* **Given records**:
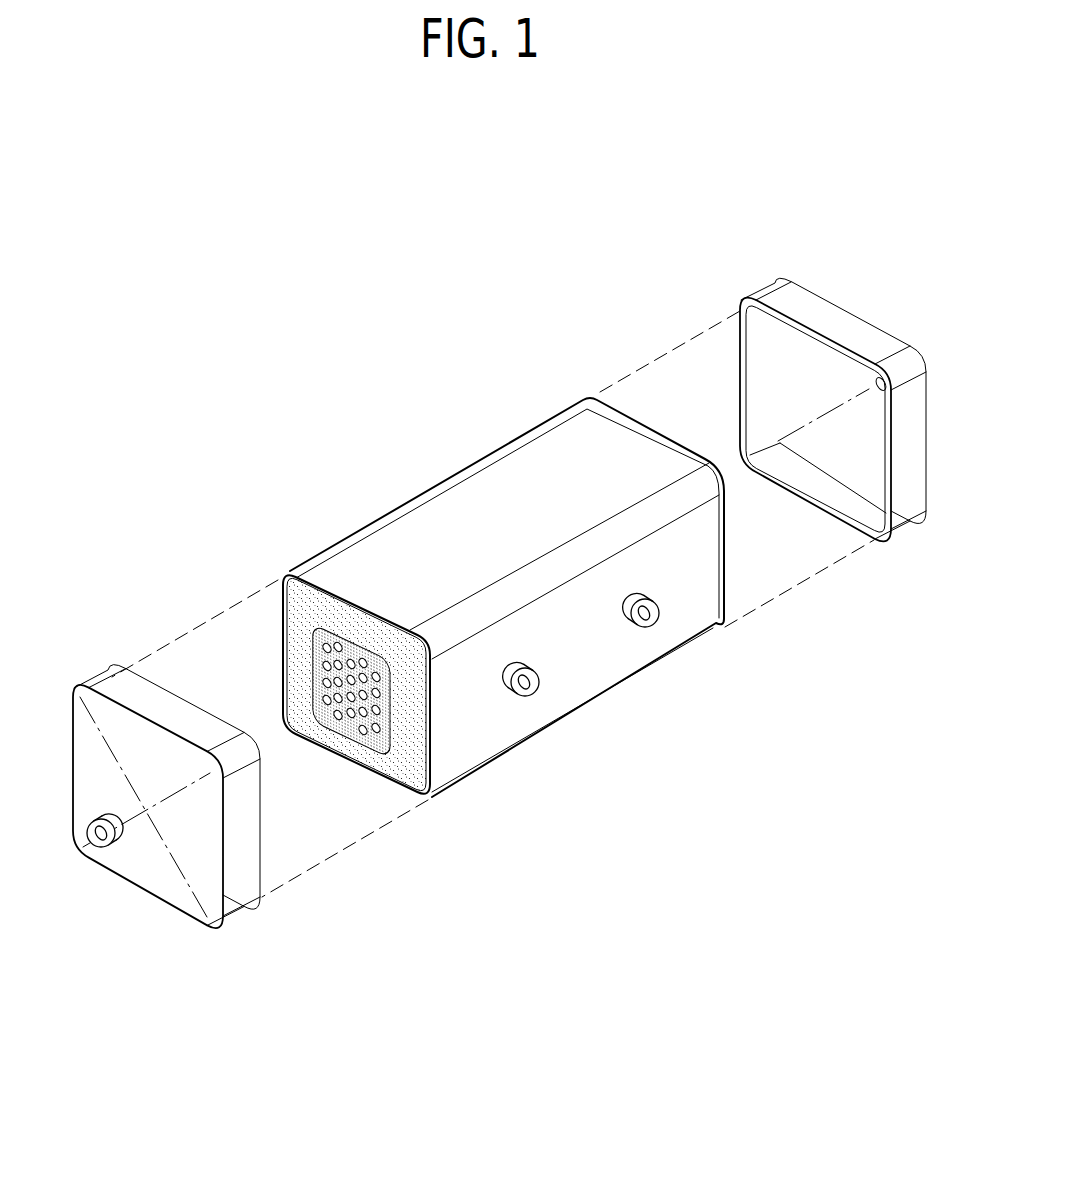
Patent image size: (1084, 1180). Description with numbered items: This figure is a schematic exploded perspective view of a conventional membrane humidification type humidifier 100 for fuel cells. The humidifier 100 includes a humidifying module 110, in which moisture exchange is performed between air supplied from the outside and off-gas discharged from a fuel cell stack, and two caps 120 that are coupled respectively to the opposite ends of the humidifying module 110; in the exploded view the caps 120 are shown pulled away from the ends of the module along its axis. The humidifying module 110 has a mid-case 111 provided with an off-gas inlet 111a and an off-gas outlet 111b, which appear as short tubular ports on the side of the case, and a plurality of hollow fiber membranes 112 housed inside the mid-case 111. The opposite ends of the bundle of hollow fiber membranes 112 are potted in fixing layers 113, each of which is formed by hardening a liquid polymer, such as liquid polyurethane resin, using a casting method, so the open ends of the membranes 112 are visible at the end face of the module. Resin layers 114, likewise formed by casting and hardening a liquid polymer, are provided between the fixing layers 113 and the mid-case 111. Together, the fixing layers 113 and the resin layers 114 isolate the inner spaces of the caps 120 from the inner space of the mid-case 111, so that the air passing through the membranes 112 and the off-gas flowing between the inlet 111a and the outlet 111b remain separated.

The membrane humidification type humidifier 100 is at (488, 244).
The humidifying module 110 is at (454, 476).
The mid-case 111 is at (687, 610).
The off-gas inlet 111a is at (522, 697).
The off-gas outlet 111b is at (641, 630).
The hollow fiber membranes 112 is at (365, 742).
The fixing layers 113 is at (388, 742).
The resin layers 114 is at (297, 615).
The caps 120 is at (827, 320).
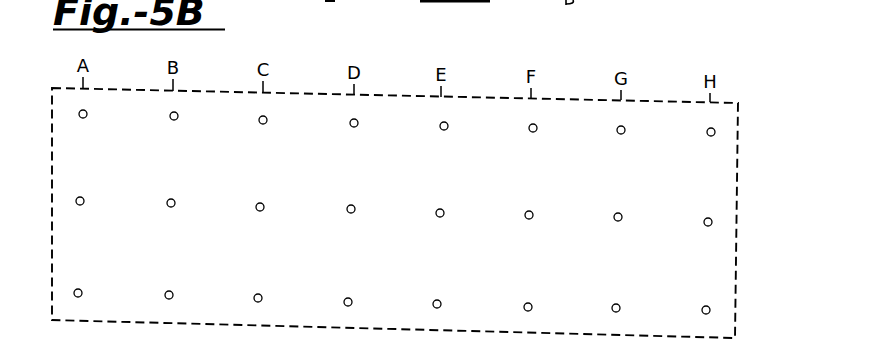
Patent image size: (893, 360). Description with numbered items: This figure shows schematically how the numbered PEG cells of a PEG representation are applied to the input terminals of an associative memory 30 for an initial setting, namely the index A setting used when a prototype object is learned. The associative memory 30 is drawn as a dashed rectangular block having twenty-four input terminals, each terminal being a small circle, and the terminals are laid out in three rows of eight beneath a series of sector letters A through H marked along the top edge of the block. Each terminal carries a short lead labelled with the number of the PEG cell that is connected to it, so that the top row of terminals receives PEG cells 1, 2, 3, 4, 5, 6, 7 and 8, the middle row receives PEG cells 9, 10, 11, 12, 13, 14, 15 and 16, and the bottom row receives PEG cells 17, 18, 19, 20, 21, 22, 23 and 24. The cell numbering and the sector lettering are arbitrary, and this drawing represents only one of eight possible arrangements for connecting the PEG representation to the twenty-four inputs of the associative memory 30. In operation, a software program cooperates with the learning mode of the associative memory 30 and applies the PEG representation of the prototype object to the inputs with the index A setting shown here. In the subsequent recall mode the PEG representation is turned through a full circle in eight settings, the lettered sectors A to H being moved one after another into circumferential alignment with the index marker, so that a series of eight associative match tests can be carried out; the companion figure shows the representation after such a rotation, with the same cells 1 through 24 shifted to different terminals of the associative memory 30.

The PEG cell 1 is at (82, 118).
The PEG cell 2 is at (170, 120).
The PEG cell 3 is at (259, 124).
The PEG cell 4 is at (350, 127).
The PEG cell 5 is at (441, 130).
The PEG cell 6 is at (530, 132).
The PEG cell 7 is at (618, 134).
The PEG cell 8 is at (708, 136).
The PEG cell 9 is at (82, 205).
The PEG cell 10 is at (173, 207).
The PEG cell 11 is at (262, 211).
The PEG cell 12 is at (353, 213).
The PEG cell 13 is at (442, 217).
The PEG cell 14 is at (531, 219).
The PEG cell 15 is at (620, 221).
The PEG cell 16 is at (707, 226).
The PEG cell 17 is at (74, 290).
The PEG cell 18 is at (165, 292).
The PEG cell 19 is at (254, 296).
The PEG cell 20 is at (344, 300).
The PEG cell 21 is at (433, 302).
The PEG cell 22 is at (524, 305).
The PEG cell 23 is at (612, 306).
The PEG cell 24 is at (702, 308).
The associative memory 30 is at (737, 195).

* **Requirement**: Word for word, give the listing above again, but drop any pictures.

* **Answer box**:
Patent image size: (1084, 1180). Description with numbered items: This figure is a schematic exploded perspective view of a conventional membrane humidification type humidifier 100 for fuel cells. The humidifier 100 includes a humidifying module 110, in which moisture exchange is performed between air supplied from the outside and off-gas discharged from a fuel cell stack, and two caps 120 that are coupled respectively to the opposite ends of the humidifying module 110; in the exploded view the caps 120 are shown pulled away from the ends of the module along its axis. The humidifying module 110 has a mid-case 111 provided with an off-gas inlet 111a and an off-gas outlet 111b, which appear as short tubular ports on the side of the case, and a plurality of hollow fiber membranes 112 housed inside the mid-case 111. The opposite ends of the bundle of hollow fiber membranes 112 are potted in fixing layers 113, each of which is formed by hardening a liquid polymer, such as liquid polyurethane resin, using a casting method, so the open ends of the membranes 112 are visible at the end face of the module. Resin layers 114, likewise formed by casting and hardening a liquid polymer, are provided between the fixing layers 113 and the mid-case 111. Together, the fixing layers 113 and the resin layers 114 isolate the inner spaces of the caps 120 from the inner space of the mid-case 111, so that the air passing through the membranes 112 and the off-gas flowing between the inlet 111a and the outlet 111b remain separated.

The membrane humidification type humidifier 100 is at (488, 244).
The humidifying module 110 is at (454, 476).
The mid-case 111 is at (687, 610).
The off-gas inlet 111a is at (522, 697).
The off-gas outlet 111b is at (641, 630).
The hollow fiber membranes 112 is at (365, 742).
The fixing layers 113 is at (388, 742).
The resin layers 114 is at (297, 615).
The caps 120 is at (827, 320).
Patent image size: (893, 360). Description with numbered items: This figure shows schematically how the numbered PEG cells of a PEG representation are applied to the input terminals of an associative memory 30 for an initial setting, namely the index A setting used when a prototype object is learned. The associative memory 30 is drawn as a dashed rectangular block having twenty-four input terminals, each terminal being a small circle, and the terminals are laid out in three rows of eight beneath a series of sector letters A through H marked along the top edge of the block. Each terminal carries a short lead labelled with the number of the PEG cell that is connected to it, so that the top row of terminals receives PEG cells 1, 2, 3, 4, 5, 6, 7 and 8, the middle row receives PEG cells 9, 10, 11, 12, 13, 14, 15 and 16, and the bottom row receives PEG cells 17, 18, 19, 20, 21, 22, 23 and 24. The cell numbering and the sector lettering are arbitrary, and this drawing represents only one of eight possible arrangements for connecting the PEG representation to the twenty-four inputs of the associative memory 30. In operation, a software program cooperates with the learning mode of the associative memory 30 and applies the PEG representation of the prototype object to the inputs with the index A setting shown here. In the subsequent recall mode the PEG representation is turned through a full circle in eight settings, the lettered sectors A to H being moved one after another into circumferential alignment with the index marker, so that a series of eight associative match tests can be carried out; the companion figure shows the representation after such a rotation, with the same cells 1 through 24 shifted to different terminals of the associative memory 30.

The PEG cell 1 is at (82, 118).
The PEG cell 2 is at (170, 120).
The PEG cell 3 is at (259, 124).
The PEG cell 4 is at (350, 127).
The PEG cell 5 is at (441, 130).
The PEG cell 6 is at (530, 132).
The PEG cell 7 is at (618, 134).
The PEG cell 8 is at (708, 136).
The PEG cell 9 is at (82, 205).
The PEG cell 10 is at (173, 207).
The PEG cell 11 is at (262, 211).
The PEG cell 12 is at (353, 213).
The PEG cell 13 is at (442, 217).
The PEG cell 14 is at (531, 219).
The PEG cell 15 is at (620, 221).
The PEG cell 16 is at (707, 226).
The PEG cell 17 is at (74, 290).
The PEG cell 18 is at (165, 292).
The PEG cell 19 is at (254, 296).
The PEG cell 20 is at (344, 300).
The PEG cell 21 is at (433, 302).
The PEG cell 22 is at (524, 305).
The PEG cell 23 is at (612, 306).
The PEG cell 24 is at (702, 308).
The associative memory 30 is at (737, 195).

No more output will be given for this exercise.